(Stored records)
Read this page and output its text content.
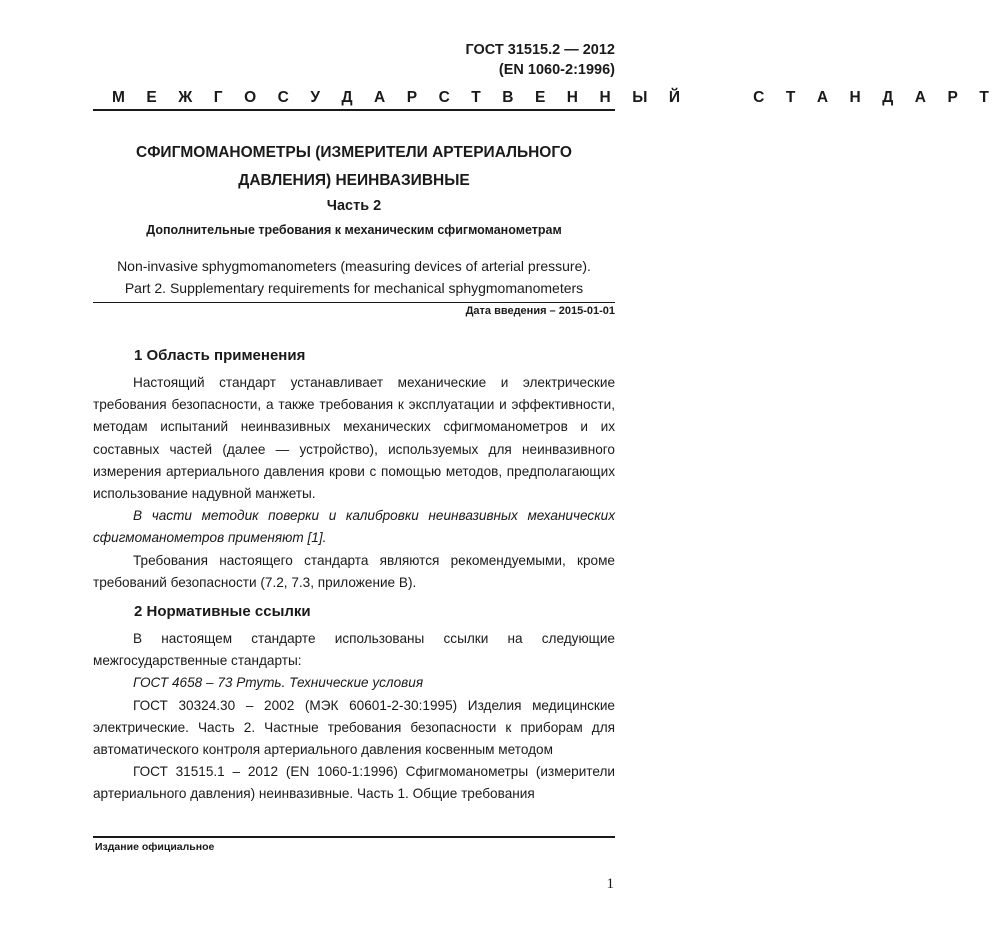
ГОСТ 31515.2 — 2012
(EN 1060-2:1996)
М Е Ж Г О С У Д А Р С Т В Е Н Н Ы Й     С Т А Н Д А Р Т
СФИГМОМАНОМЕТРЫ (ИЗМЕРИТЕЛИ АРТЕРИАЛЬНОГО
ДАВЛЕНИЯ) НЕИНВАЗИВНЫЕ
Часть 2
Дополнительные требования к механическим сфигмоманометрам
Non-invasive sphygmomanometers (measuring devices of arterial pressure).
Part 2. Supplementary requirements for mechanical sphygmomanometers
Дата введения – 2015-01-01
1 Область применения

Настоящий стандарт устанавливает механические и электрические требования безопасности, а также требования к эксплуатации и эффективности, методам испытаний неинвазивных механических сфигмоманометров и их составных частей (далее — устройство), используемых для неинвазивного измерения артериального давления крови с помощью методов, предполагающих использование надувной манжеты.

В части методик поверки и калибровки неинвазивных механических сфигмоманометров применяют [1].

Требования настоящего стандарта являются рекомендуемыми, кроме требований безопасности (7.2, 7.3, приложение В).

2 Нормативные ссылки

В настоящем стандарте использованы ссылки на следующие межгосударственные стандарты:

ГОСТ 4658 – 73 Ртуть. Технические условия

ГОСТ 30324.30 – 2002 (МЭК 60601-2-30:1995) Изделия медицинские электрические. Часть 2. Частные требования безопасности к приборам для автоматического контроля артериального давления косвенным методом

ГОСТ 31515.1 – 2012 (EN 1060-1:1996) Сфигмоманометры (измерители артериального давления) неинвазивные. Часть 1. Общие требования

Издание официальное
1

== Task goal ==
Pull out all lines containing "ГОСТ".

== Answer to this exercise ==
ГОСТ 31515.2 — 2012
ГОСТ 4658 – 73 Ртуть. Технические условия
ГОСТ 30324.30 – 2002 (МЭК 60601-2-30:1995) Изделия медицинские электрические. Часть 2. Частные требования безопасности к приборам для автоматического контроля артериального давления косвенным методом
ГОСТ 31515.1 – 2012 (EN 1060-1:1996) Сфигмоманометры (измерители артериального давления) неинвазивные. Часть 1. Общие требования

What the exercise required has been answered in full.